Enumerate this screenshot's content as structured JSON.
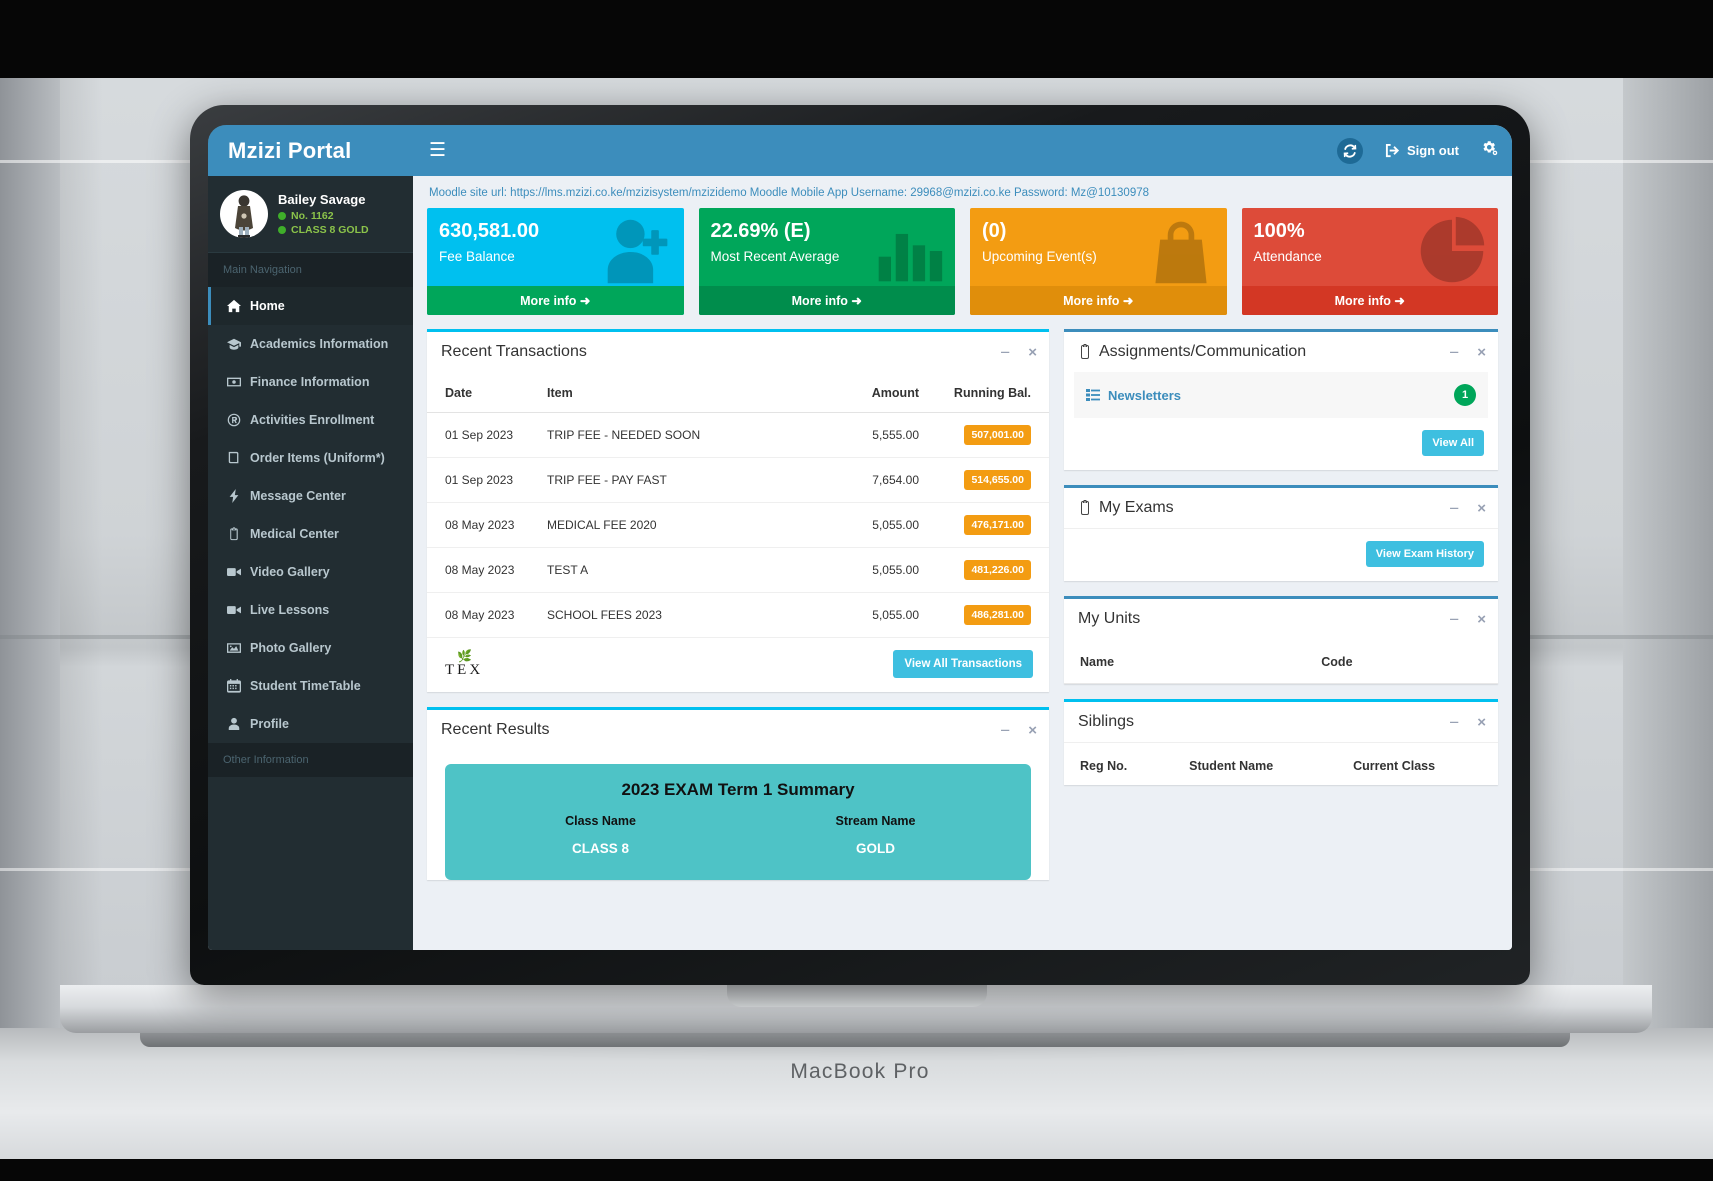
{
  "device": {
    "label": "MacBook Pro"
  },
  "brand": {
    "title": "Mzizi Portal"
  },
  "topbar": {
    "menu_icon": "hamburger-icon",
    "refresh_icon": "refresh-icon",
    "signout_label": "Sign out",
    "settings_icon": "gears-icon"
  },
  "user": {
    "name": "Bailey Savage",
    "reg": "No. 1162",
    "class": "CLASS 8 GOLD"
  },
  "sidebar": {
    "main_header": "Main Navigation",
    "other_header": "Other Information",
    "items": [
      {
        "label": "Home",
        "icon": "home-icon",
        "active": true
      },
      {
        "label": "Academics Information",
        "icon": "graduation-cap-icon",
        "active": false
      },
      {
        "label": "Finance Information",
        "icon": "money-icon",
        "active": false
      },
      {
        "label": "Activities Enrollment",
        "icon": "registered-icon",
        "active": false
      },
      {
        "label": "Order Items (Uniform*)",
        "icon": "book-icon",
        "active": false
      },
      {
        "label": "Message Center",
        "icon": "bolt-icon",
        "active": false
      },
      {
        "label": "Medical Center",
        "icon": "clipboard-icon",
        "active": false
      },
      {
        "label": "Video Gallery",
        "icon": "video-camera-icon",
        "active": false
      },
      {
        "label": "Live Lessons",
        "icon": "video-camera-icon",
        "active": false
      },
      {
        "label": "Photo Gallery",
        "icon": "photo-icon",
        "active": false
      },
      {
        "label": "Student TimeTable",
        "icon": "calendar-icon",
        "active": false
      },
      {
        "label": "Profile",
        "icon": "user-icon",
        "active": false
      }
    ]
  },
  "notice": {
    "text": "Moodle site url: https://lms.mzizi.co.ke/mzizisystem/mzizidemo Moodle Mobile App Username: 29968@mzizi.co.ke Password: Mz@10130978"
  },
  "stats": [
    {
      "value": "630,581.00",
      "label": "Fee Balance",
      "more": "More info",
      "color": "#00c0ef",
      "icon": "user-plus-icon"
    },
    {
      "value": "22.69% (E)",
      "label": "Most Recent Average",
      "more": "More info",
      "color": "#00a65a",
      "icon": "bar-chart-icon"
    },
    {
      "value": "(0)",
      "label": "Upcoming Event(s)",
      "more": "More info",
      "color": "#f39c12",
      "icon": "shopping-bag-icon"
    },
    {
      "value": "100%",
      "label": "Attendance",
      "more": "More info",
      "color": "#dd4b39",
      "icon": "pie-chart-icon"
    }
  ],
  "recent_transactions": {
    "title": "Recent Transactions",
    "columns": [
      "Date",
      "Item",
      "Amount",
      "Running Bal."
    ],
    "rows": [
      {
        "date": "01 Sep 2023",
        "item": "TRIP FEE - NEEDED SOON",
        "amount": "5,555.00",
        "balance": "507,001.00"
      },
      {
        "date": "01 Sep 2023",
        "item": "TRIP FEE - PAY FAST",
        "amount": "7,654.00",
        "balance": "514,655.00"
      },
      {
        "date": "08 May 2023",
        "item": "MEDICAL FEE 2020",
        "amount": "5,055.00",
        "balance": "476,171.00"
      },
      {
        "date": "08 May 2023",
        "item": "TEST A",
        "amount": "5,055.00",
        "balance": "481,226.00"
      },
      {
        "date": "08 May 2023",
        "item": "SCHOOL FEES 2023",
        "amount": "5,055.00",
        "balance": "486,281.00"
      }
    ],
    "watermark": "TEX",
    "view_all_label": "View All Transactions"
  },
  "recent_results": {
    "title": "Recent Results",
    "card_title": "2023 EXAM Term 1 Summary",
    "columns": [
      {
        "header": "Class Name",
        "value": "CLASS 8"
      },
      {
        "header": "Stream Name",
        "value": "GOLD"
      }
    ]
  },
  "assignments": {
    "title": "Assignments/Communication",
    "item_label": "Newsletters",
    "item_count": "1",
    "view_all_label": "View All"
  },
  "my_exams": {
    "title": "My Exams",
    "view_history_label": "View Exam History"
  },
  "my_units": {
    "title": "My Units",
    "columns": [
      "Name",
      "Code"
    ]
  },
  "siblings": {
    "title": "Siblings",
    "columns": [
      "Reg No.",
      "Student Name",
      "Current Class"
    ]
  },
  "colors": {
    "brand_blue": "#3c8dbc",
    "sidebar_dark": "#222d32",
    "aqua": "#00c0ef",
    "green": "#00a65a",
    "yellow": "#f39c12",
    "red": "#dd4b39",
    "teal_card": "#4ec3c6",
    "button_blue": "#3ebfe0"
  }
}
# # # # # # #
- WHAT YOU WILL DO
Pictures in the records above should not be copied. Repeat everything else exactly.

- REPLY TO THE TASK
Enumerate this screenshot's content as structured JSON.
{
  "device": {
    "label": "MacBook Pro"
  },
  "brand": {
    "title": "Mzizi Portal"
  },
  "topbar": {
    "menu_icon": "hamburger-icon",
    "refresh_icon": "refresh-icon",
    "signout_label": "Sign out",
    "settings_icon": "gears-icon"
  },
  "user": {
    "name": "Bailey Savage",
    "reg": "No. 1162",
    "class": "CLASS 8 GOLD"
  },
  "sidebar": {
    "main_header": "Main Navigation",
    "other_header": "Other Information",
    "items": [
      {
        "label": "Home",
        "icon": "home-icon",
        "active": true
      },
      {
        "label": "Academics Information",
        "icon": "graduation-cap-icon",
        "active": false
      },
      {
        "label": "Finance Information",
        "icon": "money-icon",
        "active": false
      },
      {
        "label": "Activities Enrollment",
        "icon": "registered-icon",
        "active": false
      },
      {
        "label": "Order Items (Uniform*)",
        "icon": "book-icon",
        "active": false
      },
      {
        "label": "Message Center",
        "icon": "bolt-icon",
        "active": false
      },
      {
        "label": "Medical Center",
        "icon": "clipboard-icon",
        "active": false
      },
      {
        "label": "Video Gallery",
        "icon": "video-camera-icon",
        "active": false
      },
      {
        "label": "Live Lessons",
        "icon": "video-camera-icon",
        "active": false
      },
      {
        "label": "Photo Gallery",
        "icon": "photo-icon",
        "active": false
      },
      {
        "label": "Student TimeTable",
        "icon": "calendar-icon",
        "active": false
      },
      {
        "label": "Profile",
        "icon": "user-icon",
        "active": false
      }
    ]
  },
  "notice": {
    "text": "Moodle site url: https://lms.mzizi.co.ke/mzizisystem/mzizidemo Moodle Mobile App Username: 29968@mzizi.co.ke Password: Mz@10130978"
  },
  "stats": [
    {
      "value": "630,581.00",
      "label": "Fee Balance",
      "more": "More info",
      "color": "#00c0ef",
      "icon": "user-plus-icon"
    },
    {
      "value": "22.69% (E)",
      "label": "Most Recent Average",
      "more": "More info",
      "color": "#00a65a",
      "icon": "bar-chart-icon"
    },
    {
      "value": "(0)",
      "label": "Upcoming Event(s)",
      "more": "More info",
      "color": "#f39c12",
      "icon": "shopping-bag-icon"
    },
    {
      "value": "100%",
      "label": "Attendance",
      "more": "More info",
      "color": "#dd4b39",
      "icon": "pie-chart-icon"
    }
  ],
  "recent_transactions": {
    "title": "Recent Transactions",
    "columns": [
      "Date",
      "Item",
      "Amount",
      "Running Bal."
    ],
    "rows": [
      {
        "date": "01 Sep 2023",
        "item": "TRIP FEE - NEEDED SOON",
        "amount": "5,555.00",
        "balance": "507,001.00"
      },
      {
        "date": "01 Sep 2023",
        "item": "TRIP FEE - PAY FAST",
        "amount": "7,654.00",
        "balance": "514,655.00"
      },
      {
        "date": "08 May 2023",
        "item": "MEDICAL FEE 2020",
        "amount": "5,055.00",
        "balance": "476,171.00"
      },
      {
        "date": "08 May 2023",
        "item": "TEST A",
        "amount": "5,055.00",
        "balance": "481,226.00"
      },
      {
        "date": "08 May 2023",
        "item": "SCHOOL FEES 2023",
        "amount": "5,055.00",
        "balance": "486,281.00"
      }
    ],
    "watermark": "TEX",
    "view_all_label": "View All Transactions"
  },
  "recent_results": {
    "title": "Recent Results",
    "card_title": "2023 EXAM Term 1 Summary",
    "columns": [
      {
        "header": "Class Name",
        "value": "CLASS 8"
      },
      {
        "header": "Stream Name",
        "value": "GOLD"
      }
    ]
  },
  "assignments": {
    "title": "Assignments/Communication",
    "item_label": "Newsletters",
    "item_count": "1",
    "view_all_label": "View All"
  },
  "my_exams": {
    "title": "My Exams",
    "view_history_label": "View Exam History"
  },
  "my_units": {
    "title": "My Units",
    "columns": [
      "Name",
      "Code"
    ]
  },
  "siblings": {
    "title": "Siblings",
    "columns": [
      "Reg No.",
      "Student Name",
      "Current Class"
    ]
  },
  "colors": {
    "brand_blue": "#3c8dbc",
    "sidebar_dark": "#222d32",
    "aqua": "#00c0ef",
    "green": "#00a65a",
    "yellow": "#f39c12",
    "red": "#dd4b39",
    "teal_card": "#4ec3c6",
    "button_blue": "#3ebfe0"
  }
}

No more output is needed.